** Chart and figure data **

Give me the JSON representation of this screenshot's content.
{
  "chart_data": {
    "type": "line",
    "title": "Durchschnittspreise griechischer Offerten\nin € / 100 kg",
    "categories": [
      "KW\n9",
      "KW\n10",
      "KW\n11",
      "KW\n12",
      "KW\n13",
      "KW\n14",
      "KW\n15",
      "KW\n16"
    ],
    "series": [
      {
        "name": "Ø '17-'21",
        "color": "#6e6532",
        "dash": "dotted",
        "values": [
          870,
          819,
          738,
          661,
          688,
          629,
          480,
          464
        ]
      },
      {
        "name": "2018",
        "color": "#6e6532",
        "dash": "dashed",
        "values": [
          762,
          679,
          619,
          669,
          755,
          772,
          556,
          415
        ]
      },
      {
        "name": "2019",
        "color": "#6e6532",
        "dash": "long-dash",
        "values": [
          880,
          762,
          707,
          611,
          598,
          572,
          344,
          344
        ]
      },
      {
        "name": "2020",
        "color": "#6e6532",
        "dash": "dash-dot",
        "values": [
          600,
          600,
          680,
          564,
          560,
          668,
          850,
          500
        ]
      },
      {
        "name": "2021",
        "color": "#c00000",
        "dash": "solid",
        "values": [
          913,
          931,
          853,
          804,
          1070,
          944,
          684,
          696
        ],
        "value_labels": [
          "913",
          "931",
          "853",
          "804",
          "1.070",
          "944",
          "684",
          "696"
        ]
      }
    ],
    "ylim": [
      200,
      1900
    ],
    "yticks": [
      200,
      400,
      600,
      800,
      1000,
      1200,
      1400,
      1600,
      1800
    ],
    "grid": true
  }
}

* * *

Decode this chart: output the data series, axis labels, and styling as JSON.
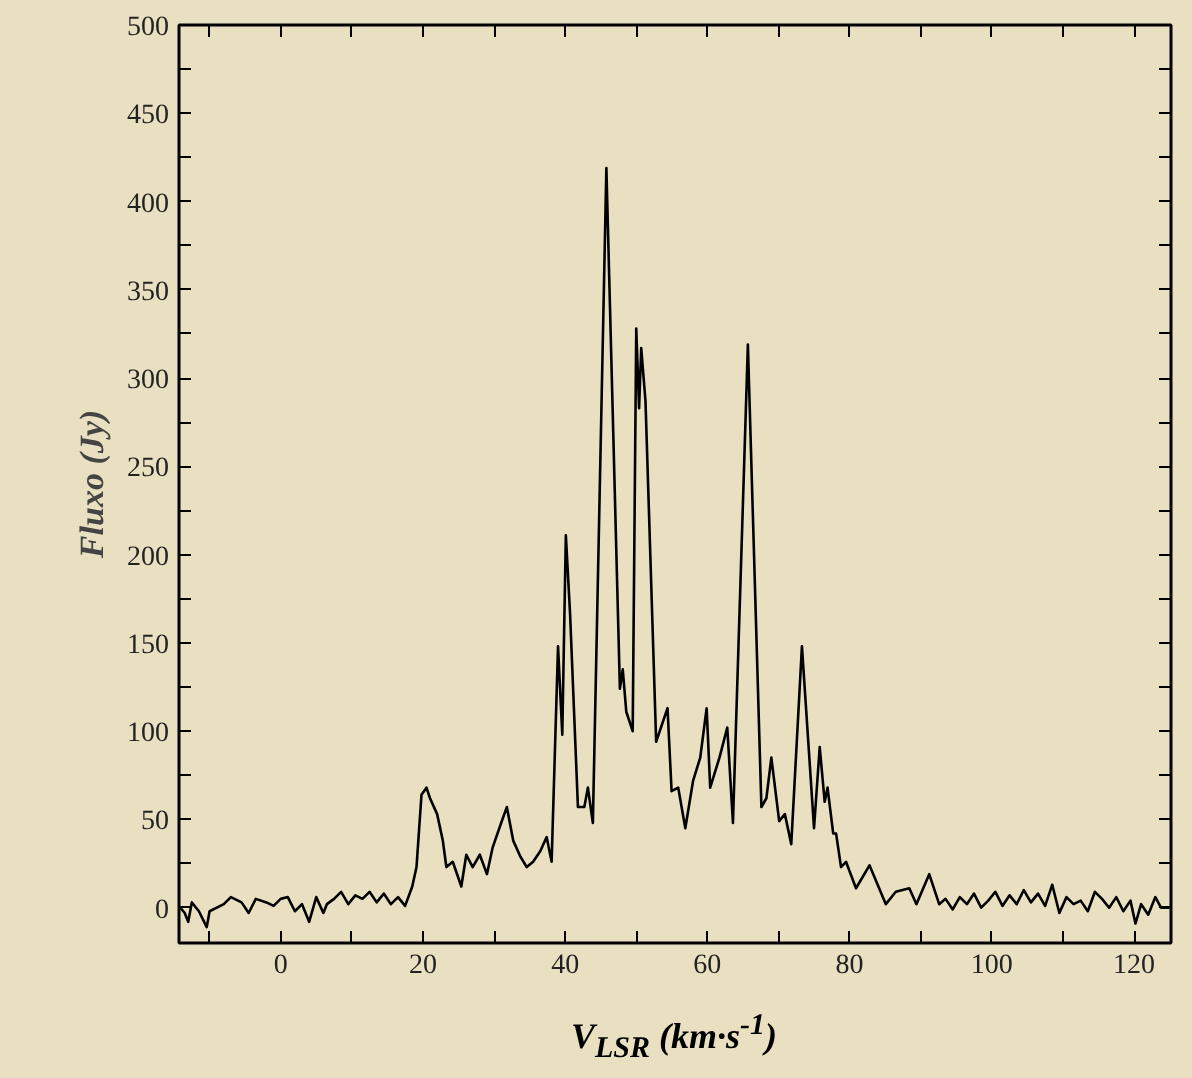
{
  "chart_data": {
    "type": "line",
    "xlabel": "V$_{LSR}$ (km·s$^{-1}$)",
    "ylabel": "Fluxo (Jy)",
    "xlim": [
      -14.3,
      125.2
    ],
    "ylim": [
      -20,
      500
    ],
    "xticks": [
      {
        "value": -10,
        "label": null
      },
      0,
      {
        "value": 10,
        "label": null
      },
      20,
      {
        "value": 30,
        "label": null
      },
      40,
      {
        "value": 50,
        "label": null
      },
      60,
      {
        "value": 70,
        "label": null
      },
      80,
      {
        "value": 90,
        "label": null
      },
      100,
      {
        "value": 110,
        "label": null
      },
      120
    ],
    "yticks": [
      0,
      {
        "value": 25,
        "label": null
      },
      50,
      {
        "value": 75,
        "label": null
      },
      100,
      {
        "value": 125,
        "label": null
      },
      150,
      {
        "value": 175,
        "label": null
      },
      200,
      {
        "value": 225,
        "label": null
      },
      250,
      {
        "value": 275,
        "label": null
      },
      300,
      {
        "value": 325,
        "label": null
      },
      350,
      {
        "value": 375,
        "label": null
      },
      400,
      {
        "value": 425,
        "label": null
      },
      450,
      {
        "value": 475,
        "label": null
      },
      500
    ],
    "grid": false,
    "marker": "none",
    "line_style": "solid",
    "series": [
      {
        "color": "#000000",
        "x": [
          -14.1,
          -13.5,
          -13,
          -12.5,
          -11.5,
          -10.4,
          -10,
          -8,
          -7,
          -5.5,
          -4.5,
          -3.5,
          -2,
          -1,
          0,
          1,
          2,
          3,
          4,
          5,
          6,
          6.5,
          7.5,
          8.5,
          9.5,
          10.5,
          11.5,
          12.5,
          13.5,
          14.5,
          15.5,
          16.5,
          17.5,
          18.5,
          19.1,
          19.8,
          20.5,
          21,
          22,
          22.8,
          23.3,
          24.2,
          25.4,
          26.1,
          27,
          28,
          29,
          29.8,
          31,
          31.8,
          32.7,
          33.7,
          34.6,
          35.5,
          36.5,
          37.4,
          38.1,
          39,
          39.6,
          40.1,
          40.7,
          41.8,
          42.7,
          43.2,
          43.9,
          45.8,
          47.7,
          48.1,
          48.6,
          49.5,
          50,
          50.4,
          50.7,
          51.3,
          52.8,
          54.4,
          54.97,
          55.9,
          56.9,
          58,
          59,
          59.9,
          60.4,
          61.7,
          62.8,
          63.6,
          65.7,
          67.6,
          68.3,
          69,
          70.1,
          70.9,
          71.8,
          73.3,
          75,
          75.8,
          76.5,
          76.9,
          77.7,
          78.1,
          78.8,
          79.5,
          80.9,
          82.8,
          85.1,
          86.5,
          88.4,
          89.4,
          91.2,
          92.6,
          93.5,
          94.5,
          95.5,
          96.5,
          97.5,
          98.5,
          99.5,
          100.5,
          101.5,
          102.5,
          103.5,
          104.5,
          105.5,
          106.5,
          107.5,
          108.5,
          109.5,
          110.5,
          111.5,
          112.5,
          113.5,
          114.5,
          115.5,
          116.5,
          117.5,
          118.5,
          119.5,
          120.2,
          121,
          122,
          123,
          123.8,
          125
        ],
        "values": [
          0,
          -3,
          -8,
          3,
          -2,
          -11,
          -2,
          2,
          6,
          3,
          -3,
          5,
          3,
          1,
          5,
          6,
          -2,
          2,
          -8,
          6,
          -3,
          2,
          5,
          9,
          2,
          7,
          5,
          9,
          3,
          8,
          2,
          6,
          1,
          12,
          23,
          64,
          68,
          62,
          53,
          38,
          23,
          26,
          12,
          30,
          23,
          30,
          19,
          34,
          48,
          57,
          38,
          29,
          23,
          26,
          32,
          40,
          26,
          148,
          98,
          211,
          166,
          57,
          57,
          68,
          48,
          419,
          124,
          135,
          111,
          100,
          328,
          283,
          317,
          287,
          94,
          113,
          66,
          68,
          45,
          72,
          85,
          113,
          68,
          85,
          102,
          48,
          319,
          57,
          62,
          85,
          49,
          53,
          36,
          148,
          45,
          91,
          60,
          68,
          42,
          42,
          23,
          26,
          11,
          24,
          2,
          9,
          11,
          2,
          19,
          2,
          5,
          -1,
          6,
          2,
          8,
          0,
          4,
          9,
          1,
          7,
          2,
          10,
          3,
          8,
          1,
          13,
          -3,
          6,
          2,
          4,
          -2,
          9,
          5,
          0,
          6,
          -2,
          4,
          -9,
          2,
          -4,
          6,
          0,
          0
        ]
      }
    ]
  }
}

** What to work on **
Write out every line of the preceding listing that contains "this".

** The result **
Give me the JSON representation of this screenshot's content.
Decode this chart: output the data series, axis labels, and styling as JSON.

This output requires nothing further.